EXCERPTED PASSAGE ▸

---+---

Kariakoo Market Corporation (Board of Directors) Regulations, 1975

Government Notice 193 of 1975

  • Published in Tanzania Government Gazette
  • Commenced
  • [This is the version of this document at 31 July 2002.]
  • [Note: This legislation was revised and consolidated as at 31 July 2002 and 30 November 2019 by the Attorney General's Office, in compliance with the Laws Revision Act No. 7 of 1994, the Revised Laws and Annual Revision Act (Chapter 356 (R.L.)), and the Interpretation of Laws and General Clauses Act No. 30 of 1972. All subsequent amendments have been researched and applied by Laws.Africa for TANZLII.]
[Section 5(6)]

1. Short title

These Regulations may be cited as the Kariakoo Market Corporation (Board of Directors) Regulations.

2. Interpretation

In these Regulations, unless the context otherwise requires—"Act" mean the Kariakoo Market Corporation Act 1;1Cap. 132"Board" means the Board of Directors established under section 5 of the Act;"Minister" means the Minister for the time being responsible for regional administration.

3. Tenure of office

(1)A member of the Board shall unless, the appointment is revoked or otherwise ceases to be a member, hold office for such period as may be specified in the terms of appointment or if no period is so specified, for a period of two years from the date of appointment and, may be eligible for reappointment.
(2)If any member of the Board is, without the permission of the Board, absent from more than three consecutive meetings of the Board, that member shall, unless the Minister otherwise directs, cease to be a member.

---+---

MATERIAL PROVIDED ▸
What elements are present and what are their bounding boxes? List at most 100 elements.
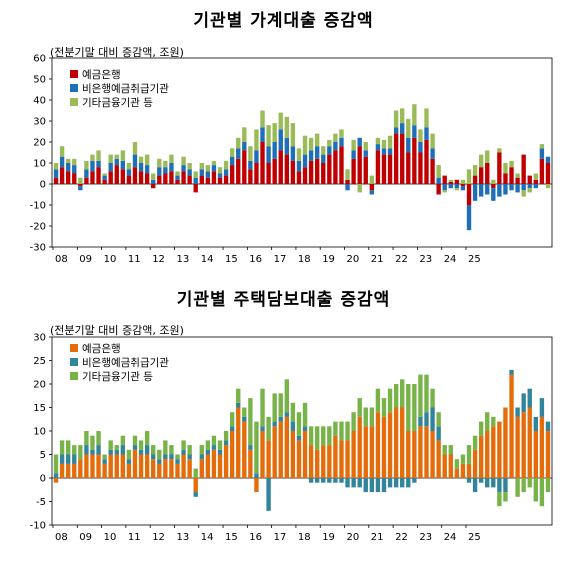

---+---

JOBS ▸
a: Using the Kariakoo Market Corporation regulations, answer each of the following:
(i) What Government Notice number and year do the regulations carry?
(ii) How do the regulations define "Minister"?
(iii) If the terms of appointment specify no period, how long does a Board member hold office?
b: Resume the Kariakoo Market Corporation regulations after their final subsection, keeping the same numbering and legal style.

OUTPUTS ▸
a:
(i) Government Notice 193 of 1975.
(ii) The Minister for the time being responsible for regional administration.
(iii) Two years from the date of appointment.

b:
4. Resignation

A member of the Board may at any time resign by giving notice in writing to the Minister and from the date specified in the notice or, if no date is specified, from the date of the receipt by the Minister of the notice, the member shall cease to be a member.

5. Meetings

(1)The Board shall meet at least once every six months and at such other times as may be necessary or expedient for the transaction of its business.
(2)All meetings of the Board shall be convened by the Chairman or, in his absence from the United Republic or inability to act by the deputy chairman, who shall appoint a suitable time, place and date for the holding of each meeting.
(3)The Chairman or in his absence the deputy chairman shall preside at the meetings of the Board and in the absence of both the Chairman and deputy chairman from a meeting, the members present shall elect one of their number to be the chairman of that meeting.

6. Procedure at meetings

(1)The quorum necessary for any meeting of the Board shall be such number, being not less than three, as the Board may determine.
(2)All acts, matters and things, authorised to be done by the Board shall be decided by a resolution at a meeting of the Board at which a quorum is present.
(3)Subject to paragraph (2), a decision of the majority of the members present and voting at a meeting of the Board shall be deemed to be a decision of the Board.
(4)Every member of the Board shall have one vote and in the event of an equality of votes, the chairman of the meeting shall have a second or a casting vote, in addition to the deliberative vote.
(5)Notwithstanding the provisions of paragraph (2) of this regulation, where the Chairman or, in his absence from the United Republic or inability to act, the deputy chairman, so directs, a decision may be made by the Board without a meeting by circulation of the relevant papers among all the members and the expression in writing of their views, but any member shall be entitled to require that any such decision shall be deferred until the subject matter is considered at a meeting of the Board.

7. Minutes

Minutes of each meeting of the Board shall be kept and shall be submitted to the Board at its next meeting and if confirmed by the members, shall be signed by the chairman of the meeting.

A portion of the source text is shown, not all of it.